Every line of the material below must be repeated exactly.

══ SUPPLIED DATA

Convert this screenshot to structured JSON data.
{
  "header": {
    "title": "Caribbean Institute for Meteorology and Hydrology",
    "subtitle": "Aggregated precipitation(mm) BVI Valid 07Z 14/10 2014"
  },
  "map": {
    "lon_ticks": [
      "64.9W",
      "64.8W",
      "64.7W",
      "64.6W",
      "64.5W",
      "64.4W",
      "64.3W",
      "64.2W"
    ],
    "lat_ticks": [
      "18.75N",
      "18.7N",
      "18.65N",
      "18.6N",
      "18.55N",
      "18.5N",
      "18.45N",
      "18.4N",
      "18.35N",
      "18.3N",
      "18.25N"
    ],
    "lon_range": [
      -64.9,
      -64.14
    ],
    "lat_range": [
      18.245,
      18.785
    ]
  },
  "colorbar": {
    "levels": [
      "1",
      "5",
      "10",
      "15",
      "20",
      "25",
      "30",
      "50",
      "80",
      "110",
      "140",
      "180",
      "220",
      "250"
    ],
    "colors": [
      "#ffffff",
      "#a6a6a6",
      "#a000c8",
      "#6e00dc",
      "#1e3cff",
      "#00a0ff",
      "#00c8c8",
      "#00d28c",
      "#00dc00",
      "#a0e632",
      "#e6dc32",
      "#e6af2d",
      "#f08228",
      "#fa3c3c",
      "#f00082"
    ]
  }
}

════

ANSWER FOR THE TASK:
Convert this screenshot to structured JSON data.
{
  "header": {
    "title": "Caribbean Institute for Meteorology and Hydrology",
    "subtitle": "Aggregated precipitation(mm) BVI Valid 07Z 14/10 2014"
  },
  "map": {
    "lon_ticks": [
      "64.9W",
      "64.8W",
      "64.7W",
      "64.6W",
      "64.5W",
      "64.4W",
      "64.3W",
      "64.2W"
    ],
    "lat_ticks": [
      "18.75N",
      "18.7N",
      "18.65N",
      "18.6N",
      "18.55N",
      "18.5N",
      "18.45N",
      "18.4N",
      "18.35N",
      "18.3N",
      "18.25N"
    ],
    "lon_range": [
      -64.9,
      -64.14
    ],
    "lat_range": [
      18.245,
      18.785
    ]
  },
  "colorbar": {
    "levels": [
      "1",
      "5",
      "10",
      "15",
      "20",
      "25",
      "30",
      "50",
      "80",
      "110",
      "140",
      "180",
      "220",
      "250"
    ],
    "colors": [
      "#ffffff",
      "#a6a6a6",
      "#a000c8",
      "#6e00dc",
      "#1e3cff",
      "#00a0ff",
      "#00c8c8",
      "#00d28c",
      "#00dc00",
      "#a0e632",
      "#e6dc32",
      "#e6af2d",
      "#f08228",
      "#fa3c3c",
      "#f00082"
    ]
  }
}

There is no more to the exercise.